» **Written problem**
Please retype the data in full and exactly; the pictures are not part of the copy.

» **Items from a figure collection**

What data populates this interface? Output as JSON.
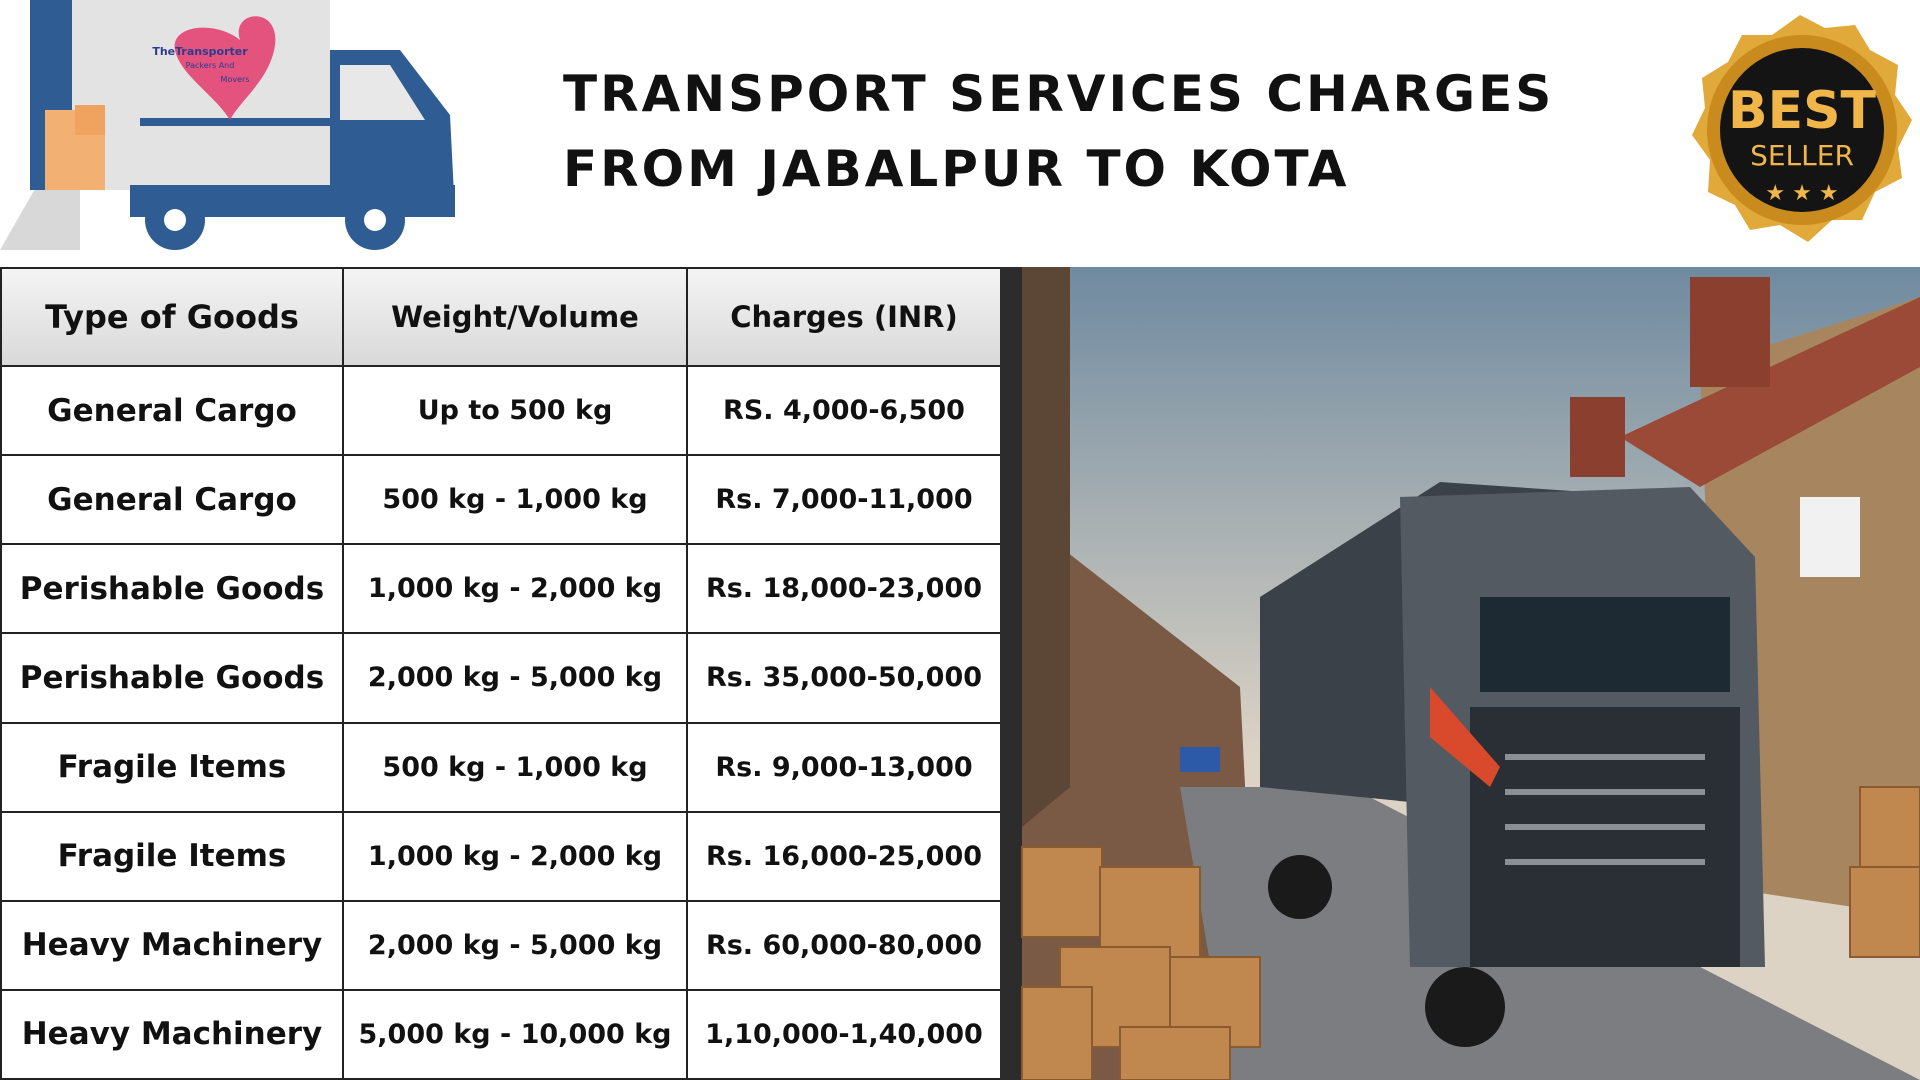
{
  "header": {
    "title_lines": [
      "TRANSPORT SERVICES CHARGES",
      "FROM JABALPUR TO KOTA"
    ],
    "logo_text": [
      "TheTransporter",
      "Packers And",
      "Movers"
    ],
    "badge": [
      "BEST",
      "SELLER"
    ]
  },
  "table": {
    "columns": [
      "Type of Goods",
      "Weight/Volume",
      "Charges (INR)"
    ],
    "rows": [
      [
        "General Cargo",
        "Up to 500 kg",
        "RS. 4,000-6,500"
      ],
      [
        "General Cargo",
        "500 kg - 1,000 kg",
        "Rs. 7,000-11,000"
      ],
      [
        "Perishable Goods",
        "1,000 kg - 2,000 kg",
        "Rs. 18,000-23,000"
      ],
      [
        "Perishable Goods",
        "2,000 kg - 5,000 kg",
        "Rs. 35,000-50,000"
      ],
      [
        "Fragile Items",
        "500 kg - 1,000 kg",
        "Rs. 9,000-13,000"
      ],
      [
        "Fragile Items",
        "1,000 kg - 2,000 kg",
        "Rs. 16,000-25,000"
      ],
      [
        "Heavy Machinery",
        "2,000 kg - 5,000 kg",
        "Rs. 60,000-80,000"
      ],
      [
        "Heavy Machinery",
        "5,000 kg - 10,000 kg",
        "1,10,000-1,40,000"
      ]
    ]
  }
}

» **Written reply**
What data populates this interface? Output as JSON.
{
  "header": {
    "title_lines": [
      "TRANSPORT SERVICES CHARGES",
      "FROM JABALPUR TO KOTA"
    ],
    "logo_text": [
      "TheTransporter",
      "Packers And",
      "Movers"
    ],
    "badge": [
      "BEST",
      "SELLER"
    ]
  },
  "table": {
    "columns": [
      "Type of Goods",
      "Weight/Volume",
      "Charges (INR)"
    ],
    "rows": [
      [
        "General Cargo",
        "Up to 500 kg",
        "RS. 4,000-6,500"
      ],
      [
        "General Cargo",
        "500 kg - 1,000 kg",
        "Rs. 7,000-11,000"
      ],
      [
        "Perishable Goods",
        "1,000 kg - 2,000 kg",
        "Rs. 18,000-23,000"
      ],
      [
        "Perishable Goods",
        "2,000 kg - 5,000 kg",
        "Rs. 35,000-50,000"
      ],
      [
        "Fragile Items",
        "500 kg - 1,000 kg",
        "Rs. 9,000-13,000"
      ],
      [
        "Fragile Items",
        "1,000 kg - 2,000 kg",
        "Rs. 16,000-25,000"
      ],
      [
        "Heavy Machinery",
        "2,000 kg - 5,000 kg",
        "Rs. 60,000-80,000"
      ],
      [
        "Heavy Machinery",
        "5,000 kg - 10,000 kg",
        "1,10,000-1,40,000"
      ]
    ]
  }
}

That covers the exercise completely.